**CONSIGNE**
Recopiez mot pour mot le passage du texte sur le référendum grec, depuis "Ce sont ces" jusqu'à "CAPITALE et INCONTOURNABLE." inclus.
━━━ TEXTE ━━━
Le résultat du référendum peut être considéré comme une défaite pour Mme Merkel, pour son ministre de l’économie, ainsi que pour Jean-Claude Junker, le président de la Commission européenne, lequel s’était très imprudemment engagé avec véhémence pour le oui au référendum. On peut d’ailleurs s’interroger sur la légitimité morale que peut avoir Jean-Claude Junker à donner au gouvernement légitime de la Grèce des leçons de bonne conduite, lui qui, d’abord en tant que ministre des finances, puis en tant que 1er ministre du Grand duché de 1995 à 2013, était aux affaires au moment même où un vaste système d’évasion fiscale s’organisait au Luxembourg, lui qui a reconnu à ce propos, je cite « être politiquement responsable ».
Ce sont ces personnes, championnes de l’austérité et de l’orthodoxie budgétaire, qui ont refusé les amendements proposés par Alexis Tsipras, lequel était près à accepter le plan de l’Europe, à condition qu’il soit accompagné d’aides nouvelles et d’une restructuration de la dette. Cette restructuration de la dette est et demeure, il faut en convenir si on veut avancer, absolument CAPITALE et INCONTOURNABLE.
━━━ DONNÉES FOURNIES ━━━
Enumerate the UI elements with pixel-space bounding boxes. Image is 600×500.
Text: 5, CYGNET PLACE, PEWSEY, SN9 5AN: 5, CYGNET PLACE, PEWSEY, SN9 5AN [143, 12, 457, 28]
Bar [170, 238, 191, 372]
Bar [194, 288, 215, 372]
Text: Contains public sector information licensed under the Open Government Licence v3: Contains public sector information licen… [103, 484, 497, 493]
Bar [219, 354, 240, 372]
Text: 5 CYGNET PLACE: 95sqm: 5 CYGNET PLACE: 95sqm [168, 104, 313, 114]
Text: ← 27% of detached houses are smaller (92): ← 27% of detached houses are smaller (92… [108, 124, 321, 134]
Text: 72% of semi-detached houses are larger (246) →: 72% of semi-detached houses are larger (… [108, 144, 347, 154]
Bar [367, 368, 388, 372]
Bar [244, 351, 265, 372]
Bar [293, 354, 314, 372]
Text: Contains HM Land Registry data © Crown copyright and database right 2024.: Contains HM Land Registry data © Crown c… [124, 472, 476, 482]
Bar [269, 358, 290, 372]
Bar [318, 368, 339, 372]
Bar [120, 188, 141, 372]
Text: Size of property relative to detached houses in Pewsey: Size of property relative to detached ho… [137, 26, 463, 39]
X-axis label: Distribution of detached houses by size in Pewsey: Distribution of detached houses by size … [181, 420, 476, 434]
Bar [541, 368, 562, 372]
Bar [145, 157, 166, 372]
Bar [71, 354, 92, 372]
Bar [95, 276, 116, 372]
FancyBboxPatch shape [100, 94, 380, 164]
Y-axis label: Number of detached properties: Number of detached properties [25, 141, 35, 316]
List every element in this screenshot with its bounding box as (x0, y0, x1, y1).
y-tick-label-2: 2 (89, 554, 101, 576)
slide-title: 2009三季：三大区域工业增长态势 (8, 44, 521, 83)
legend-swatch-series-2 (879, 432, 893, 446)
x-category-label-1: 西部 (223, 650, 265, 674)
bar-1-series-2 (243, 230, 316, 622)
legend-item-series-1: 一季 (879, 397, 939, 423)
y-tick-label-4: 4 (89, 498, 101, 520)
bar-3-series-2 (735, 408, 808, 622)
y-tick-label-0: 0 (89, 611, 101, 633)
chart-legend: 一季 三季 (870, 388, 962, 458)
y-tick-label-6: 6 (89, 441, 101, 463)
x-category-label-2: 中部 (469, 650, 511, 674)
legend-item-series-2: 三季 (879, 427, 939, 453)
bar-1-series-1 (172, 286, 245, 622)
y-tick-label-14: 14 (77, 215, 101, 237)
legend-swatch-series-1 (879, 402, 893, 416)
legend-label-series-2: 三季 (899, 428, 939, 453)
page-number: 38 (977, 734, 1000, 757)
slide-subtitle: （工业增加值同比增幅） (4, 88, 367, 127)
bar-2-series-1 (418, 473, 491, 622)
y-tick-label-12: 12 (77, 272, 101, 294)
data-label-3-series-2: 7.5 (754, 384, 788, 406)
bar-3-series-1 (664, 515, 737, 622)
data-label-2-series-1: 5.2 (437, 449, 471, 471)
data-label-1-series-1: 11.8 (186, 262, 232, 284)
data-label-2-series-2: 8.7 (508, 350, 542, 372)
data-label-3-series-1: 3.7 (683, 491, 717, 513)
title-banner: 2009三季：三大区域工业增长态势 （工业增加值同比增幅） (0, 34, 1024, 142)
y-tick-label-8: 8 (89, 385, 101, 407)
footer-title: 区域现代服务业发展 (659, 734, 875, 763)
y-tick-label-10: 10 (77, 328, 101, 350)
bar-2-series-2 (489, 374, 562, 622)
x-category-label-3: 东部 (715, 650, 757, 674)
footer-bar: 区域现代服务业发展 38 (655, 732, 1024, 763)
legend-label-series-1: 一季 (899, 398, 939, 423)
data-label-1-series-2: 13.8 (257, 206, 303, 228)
━━━
**RÉPONSE ATTENDUE**
Ce sont ces personnes, championnes de l’austérité et de l’orthodoxie budgétaire, qui ont refusé les amendements proposés par Alexis Tsipras, lequel était près à accepter le plan de l’Europe, à condition qu’il soit accompagné d’aides nouvelles et d’une restructuration de la dette. Cette restructuration de la dette est et demeure, il faut en convenir si on veut avancer, absolument CAPITALE et INCONTOURNABLE.